** Start **
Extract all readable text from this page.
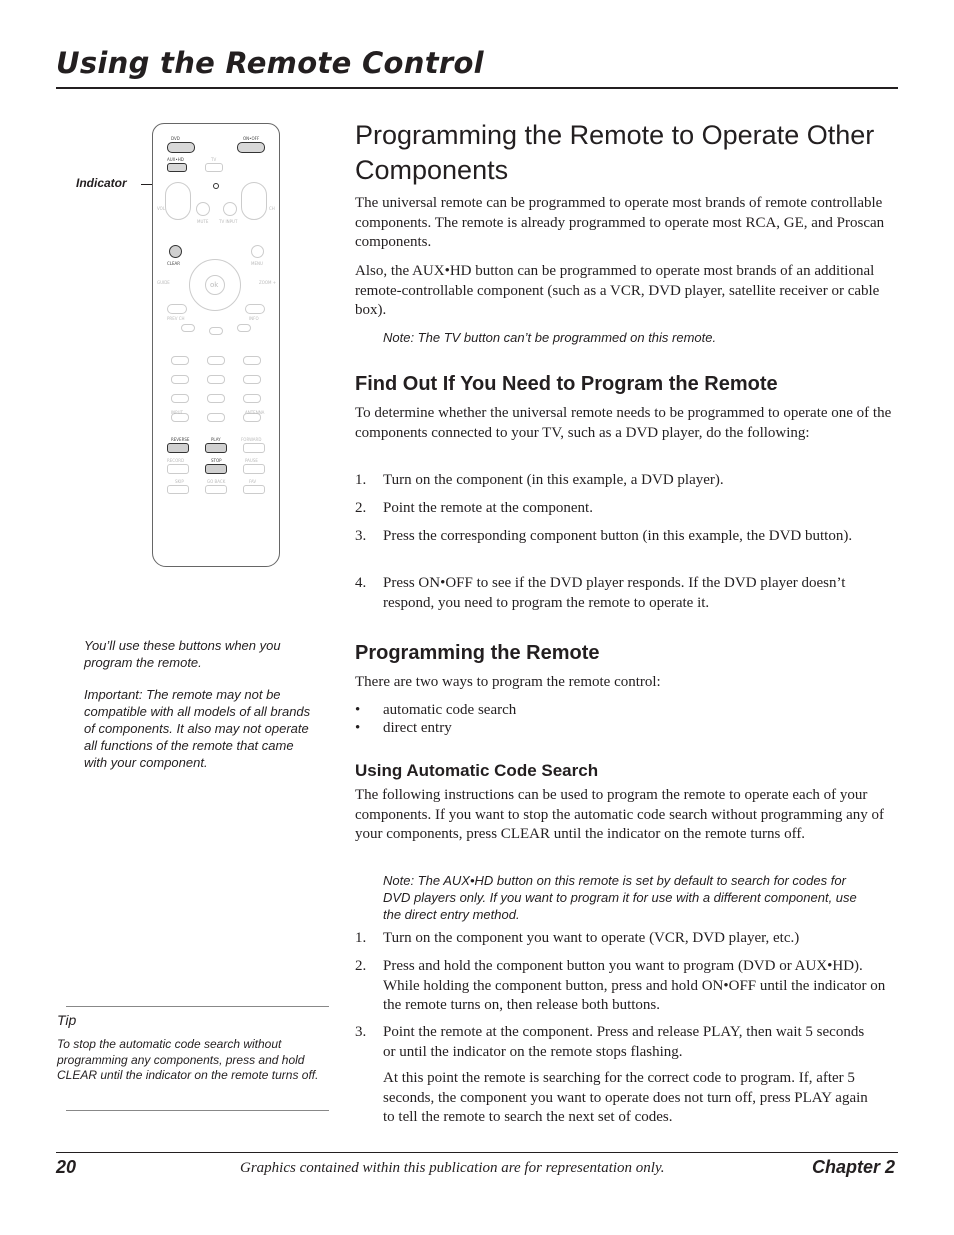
Using the Remote Control
Indicator
DVD	ON•OFF
AUX•HD	TV
VOL	CH
MUTE	TV INPUT
CLEAR	MENU
ok
GUIDE	ZOOM +
PREV CH	INFO
INPUT	ANTENNA
REVERSE	PLAY	FORWARD
RECORD	STOP	PAUSE
SKIP	GO BACK	FAV
You’ll use these buttons when you program the remote.
Important: The remote may not be compatible with all models of all brands of components. It also may not operate all functions of the remote that came with your component.
Tip
To stop the automatic code search without programming any components, press and hold CLEAR until the indicator on the remote turns off.
Programming the Remote to Operate Other Components
The universal remote can be programmed to operate most brands of remote controllable components. The remote is already programmed to operate most RCA, GE, and Proscan components.
Also, the AUX•HD button can be programmed to operate most brands of an additional remote-controllable component (such as a VCR, DVD player, satellite receiver or cable box).
Note: The TV button can’t be programmed on this remote.
Find Out If You Need to Program the Remote
To determine whether the universal remote needs to be programmed to operate one of the components connected to your TV, such as a DVD player, do the following:
1. Turn on the component (in this example, a DVD player).
2. Point the remote at the component.
3. Press the corresponding component button (in this example, the DVD button).
4. Press ON•OFF to see if the DVD player responds. If the DVD player doesn’t respond, you need to program the remote to operate it.
Programming the Remote
There are two ways to program the remote control:
• automatic code search
• direct entry
Using Automatic Code Search
The following instructions can be used to program the remote to operate each of your components. If you want to stop the automatic code search without programming any of your components, press CLEAR until the indicator on the remote turns off.
Note: The AUX•HD button on this remote is set by default to search for codes for DVD players only. If you want to program it for use with a different component, use the direct entry method.
1. Turn on the component you want to operate (VCR, DVD player, etc.)
2. Press and hold the component button you want to program (DVD or AUX•HD). While holding the component button, press and hold ON•OFF until the indicator on the remote turns on, then release both buttons.
3. Point the remote at the component. Press and release PLAY, then wait 5 seconds or until the indicator on the remote stops flashing.
At this point the remote is searching for the correct code to program. If, after 5 seconds, the component you want to operate does not turn off, press PLAY again to tell the remote to search the next set of codes.
20	Graphics contained within this publication are for representation only.	Chapter 2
** End **
WORK REQUIRED:
Scan the data above and copy every line with "only" in it.

COMPLETED EXERCISE:
Note: The AUX•HD button on this remote is set by default to search for codes for DVD players only. If you want to program it for use with a different component, use the direct entry method.
20	Graphics contained within this publication are for representation only.	Chapter 2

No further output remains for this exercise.